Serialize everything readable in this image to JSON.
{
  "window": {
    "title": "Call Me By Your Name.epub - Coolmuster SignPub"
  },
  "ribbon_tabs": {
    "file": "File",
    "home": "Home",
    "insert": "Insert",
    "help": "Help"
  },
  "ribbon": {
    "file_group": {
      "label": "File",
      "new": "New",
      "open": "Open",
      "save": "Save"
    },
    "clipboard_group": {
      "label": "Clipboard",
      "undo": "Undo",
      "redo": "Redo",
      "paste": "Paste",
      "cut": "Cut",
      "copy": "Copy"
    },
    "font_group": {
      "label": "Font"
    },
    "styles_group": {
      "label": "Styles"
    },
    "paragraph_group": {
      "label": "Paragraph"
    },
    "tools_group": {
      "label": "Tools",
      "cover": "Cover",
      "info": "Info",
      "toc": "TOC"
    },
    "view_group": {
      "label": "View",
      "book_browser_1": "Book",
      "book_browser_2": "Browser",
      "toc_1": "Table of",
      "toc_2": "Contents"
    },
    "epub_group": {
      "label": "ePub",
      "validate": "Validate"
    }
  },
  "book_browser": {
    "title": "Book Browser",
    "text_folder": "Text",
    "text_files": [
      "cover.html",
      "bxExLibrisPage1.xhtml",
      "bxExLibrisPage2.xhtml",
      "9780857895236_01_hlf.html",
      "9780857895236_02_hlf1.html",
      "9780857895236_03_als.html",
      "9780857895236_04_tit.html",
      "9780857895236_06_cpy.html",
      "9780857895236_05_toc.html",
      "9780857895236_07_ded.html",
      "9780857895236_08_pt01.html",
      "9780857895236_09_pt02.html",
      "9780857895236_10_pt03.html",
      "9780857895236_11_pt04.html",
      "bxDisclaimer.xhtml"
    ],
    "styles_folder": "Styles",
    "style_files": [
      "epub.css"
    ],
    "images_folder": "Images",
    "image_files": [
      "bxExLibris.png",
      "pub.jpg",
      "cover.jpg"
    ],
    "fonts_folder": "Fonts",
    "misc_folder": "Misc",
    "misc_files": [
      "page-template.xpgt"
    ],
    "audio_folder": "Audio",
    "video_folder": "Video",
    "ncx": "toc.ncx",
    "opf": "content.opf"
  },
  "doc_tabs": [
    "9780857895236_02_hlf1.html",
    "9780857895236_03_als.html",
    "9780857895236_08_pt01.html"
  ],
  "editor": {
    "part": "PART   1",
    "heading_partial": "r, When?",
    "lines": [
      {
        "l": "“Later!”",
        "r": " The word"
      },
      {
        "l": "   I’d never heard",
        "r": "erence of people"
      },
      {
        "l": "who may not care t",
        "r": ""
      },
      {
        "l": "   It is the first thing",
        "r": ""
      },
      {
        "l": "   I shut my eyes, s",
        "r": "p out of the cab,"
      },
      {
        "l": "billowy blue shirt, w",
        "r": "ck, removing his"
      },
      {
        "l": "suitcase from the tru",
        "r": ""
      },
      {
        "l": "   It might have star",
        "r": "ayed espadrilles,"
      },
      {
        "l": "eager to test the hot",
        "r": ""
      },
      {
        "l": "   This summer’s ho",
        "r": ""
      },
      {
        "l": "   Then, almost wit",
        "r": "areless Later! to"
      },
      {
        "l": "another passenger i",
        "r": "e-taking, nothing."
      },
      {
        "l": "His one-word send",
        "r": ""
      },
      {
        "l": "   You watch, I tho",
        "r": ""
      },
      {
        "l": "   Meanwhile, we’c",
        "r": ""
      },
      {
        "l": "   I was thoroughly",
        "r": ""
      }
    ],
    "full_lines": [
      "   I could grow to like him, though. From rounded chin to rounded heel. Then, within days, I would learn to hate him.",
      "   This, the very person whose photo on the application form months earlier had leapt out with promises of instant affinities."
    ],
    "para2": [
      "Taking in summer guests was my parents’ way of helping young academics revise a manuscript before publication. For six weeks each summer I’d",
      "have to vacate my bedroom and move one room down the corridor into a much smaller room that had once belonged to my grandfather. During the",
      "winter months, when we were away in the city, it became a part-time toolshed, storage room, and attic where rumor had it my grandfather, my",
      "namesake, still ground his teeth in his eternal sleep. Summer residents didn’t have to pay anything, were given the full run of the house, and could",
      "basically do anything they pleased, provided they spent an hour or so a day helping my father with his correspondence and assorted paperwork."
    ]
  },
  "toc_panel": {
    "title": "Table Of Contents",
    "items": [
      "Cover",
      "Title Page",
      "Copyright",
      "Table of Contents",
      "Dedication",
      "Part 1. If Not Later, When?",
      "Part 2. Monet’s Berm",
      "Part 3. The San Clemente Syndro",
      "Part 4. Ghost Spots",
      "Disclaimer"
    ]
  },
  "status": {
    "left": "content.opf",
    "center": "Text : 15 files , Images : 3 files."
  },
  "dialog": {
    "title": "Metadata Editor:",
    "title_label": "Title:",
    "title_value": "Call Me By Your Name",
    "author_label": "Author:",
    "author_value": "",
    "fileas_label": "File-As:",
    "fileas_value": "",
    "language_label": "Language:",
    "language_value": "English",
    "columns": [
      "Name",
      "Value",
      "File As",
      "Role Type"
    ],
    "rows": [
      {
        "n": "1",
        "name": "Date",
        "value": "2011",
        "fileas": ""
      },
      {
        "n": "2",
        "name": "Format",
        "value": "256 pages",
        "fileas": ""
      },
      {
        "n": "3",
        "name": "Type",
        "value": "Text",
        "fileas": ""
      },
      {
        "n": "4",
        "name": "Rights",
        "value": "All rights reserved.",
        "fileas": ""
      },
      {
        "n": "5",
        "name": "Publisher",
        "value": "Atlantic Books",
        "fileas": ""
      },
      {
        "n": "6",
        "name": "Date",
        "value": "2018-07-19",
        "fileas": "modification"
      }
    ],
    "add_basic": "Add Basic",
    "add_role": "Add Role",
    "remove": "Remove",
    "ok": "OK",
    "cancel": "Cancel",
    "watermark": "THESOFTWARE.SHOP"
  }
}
-=-=-=-=-
**INSTRUCTION**
Write the whole listing out again. Keep every line exactly as it is.

**TASK SOLUTION**
Serialize everything readable in this image to JSON.
{
  "window": {
    "title": "Call Me By Your Name.epub - Coolmuster SignPub"
  },
  "ribbon_tabs": {
    "file": "File",
    "home": "Home",
    "insert": "Insert",
    "help": "Help"
  },
  "ribbon": {
    "file_group": {
      "label": "File",
      "new": "New",
      "open": "Open",
      "save": "Save"
    },
    "clipboard_group": {
      "label": "Clipboard",
      "undo": "Undo",
      "redo": "Redo",
      "paste": "Paste",
      "cut": "Cut",
      "copy": "Copy"
    },
    "font_group": {
      "label": "Font"
    },
    "styles_group": {
      "label": "Styles"
    },
    "paragraph_group": {
      "label": "Paragraph"
    },
    "tools_group": {
      "label": "Tools",
      "cover": "Cover",
      "info": "Info",
      "toc": "TOC"
    },
    "view_group": {
      "label": "View",
      "book_browser_1": "Book",
      "book_browser_2": "Browser",
      "toc_1": "Table of",
      "toc_2": "Contents"
    },
    "epub_group": {
      "label": "ePub",
      "validate": "Validate"
    }
  },
  "book_browser": {
    "title": "Book Browser",
    "text_folder": "Text",
    "text_files": [
      "cover.html",
      "bxExLibrisPage1.xhtml",
      "bxExLibrisPage2.xhtml",
      "9780857895236_01_hlf.html",
      "9780857895236_02_hlf1.html",
      "9780857895236_03_als.html",
      "9780857895236_04_tit.html",
      "9780857895236_06_cpy.html",
      "9780857895236_05_toc.html",
      "9780857895236_07_ded.html",
      "9780857895236_08_pt01.html",
      "9780857895236_09_pt02.html",
      "9780857895236_10_pt03.html",
      "9780857895236_11_pt04.html",
      "bxDisclaimer.xhtml"
    ],
    "styles_folder": "Styles",
    "style_files": [
      "epub.css"
    ],
    "images_folder": "Images",
    "image_files": [
      "bxExLibris.png",
      "pub.jpg",
      "cover.jpg"
    ],
    "fonts_folder": "Fonts",
    "misc_folder": "Misc",
    "misc_files": [
      "page-template.xpgt"
    ],
    "audio_folder": "Audio",
    "video_folder": "Video",
    "ncx": "toc.ncx",
    "opf": "content.opf"
  },
  "doc_tabs": [
    "9780857895236_02_hlf1.html",
    "9780857895236_03_als.html",
    "9780857895236_08_pt01.html"
  ],
  "editor": {
    "part": "PART   1",
    "heading_partial": "r, When?",
    "lines": [
      {
        "l": "“Later!”",
        "r": " The word"
      },
      {
        "l": "   I’d never heard",
        "r": "erence of people"
      },
      {
        "l": "who may not care t",
        "r": ""
      },
      {
        "l": "   It is the first thing",
        "r": ""
      },
      {
        "l": "   I shut my eyes, s",
        "r": "p out of the cab,"
      },
      {
        "l": "billowy blue shirt, w",
        "r": "ck, removing his"
      },
      {
        "l": "suitcase from the tru",
        "r": ""
      },
      {
        "l": "   It might have star",
        "r": "ayed espadrilles,"
      },
      {
        "l": "eager to test the hot",
        "r": ""
      },
      {
        "l": "   This summer’s ho",
        "r": ""
      },
      {
        "l": "   Then, almost wit",
        "r": "areless Later! to"
      },
      {
        "l": "another passenger i",
        "r": "e-taking, nothing."
      },
      {
        "l": "His one-word send",
        "r": ""
      },
      {
        "l": "   You watch, I tho",
        "r": ""
      },
      {
        "l": "   Meanwhile, we’c",
        "r": ""
      },
      {
        "l": "   I was thoroughly",
        "r": ""
      }
    ],
    "full_lines": [
      "   I could grow to like him, though. From rounded chin to rounded heel. Then, within days, I would learn to hate him.",
      "   This, the very person whose photo on the application form months earlier had leapt out with promises of instant affinities."
    ],
    "para2": [
      "Taking in summer guests was my parents’ way of helping young academics revise a manuscript before publication. For six weeks each summer I’d",
      "have to vacate my bedroom and move one room down the corridor into a much smaller room that had once belonged to my grandfather. During the",
      "winter months, when we were away in the city, it became a part-time toolshed, storage room, and attic where rumor had it my grandfather, my",
      "namesake, still ground his teeth in his eternal sleep. Summer residents didn’t have to pay anything, were given the full run of the house, and could",
      "basically do anything they pleased, provided they spent an hour or so a day helping my father with his correspondence and assorted paperwork."
    ]
  },
  "toc_panel": {
    "title": "Table Of Contents",
    "items": [
      "Cover",
      "Title Page",
      "Copyright",
      "Table of Contents",
      "Dedication",
      "Part 1. If Not Later, When?",
      "Part 2. Monet’s Berm",
      "Part 3. The San Clemente Syndro",
      "Part 4. Ghost Spots",
      "Disclaimer"
    ]
  },
  "status": {
    "left": "content.opf",
    "center": "Text : 15 files , Images : 3 files."
  },
  "dialog": {
    "title": "Metadata Editor:",
    "title_label": "Title:",
    "title_value": "Call Me By Your Name",
    "author_label": "Author:",
    "author_value": "",
    "fileas_label": "File-As:",
    "fileas_value": "",
    "language_label": "Language:",
    "language_value": "English",
    "columns": [
      "Name",
      "Value",
      "File As",
      "Role Type"
    ],
    "rows": [
      {
        "n": "1",
        "name": "Date",
        "value": "2011",
        "fileas": ""
      },
      {
        "n": "2",
        "name": "Format",
        "value": "256 pages",
        "fileas": ""
      },
      {
        "n": "3",
        "name": "Type",
        "value": "Text",
        "fileas": ""
      },
      {
        "n": "4",
        "name": "Rights",
        "value": "All rights reserved.",
        "fileas": ""
      },
      {
        "n": "5",
        "name": "Publisher",
        "value": "Atlantic Books",
        "fileas": ""
      },
      {
        "n": "6",
        "name": "Date",
        "value": "2018-07-19",
        "fileas": "modification"
      }
    ],
    "add_basic": "Add Basic",
    "add_role": "Add Role",
    "remove": "Remove",
    "ok": "OK",
    "cancel": "Cancel",
    "watermark": "THESOFTWARE.SHOP"
  }
}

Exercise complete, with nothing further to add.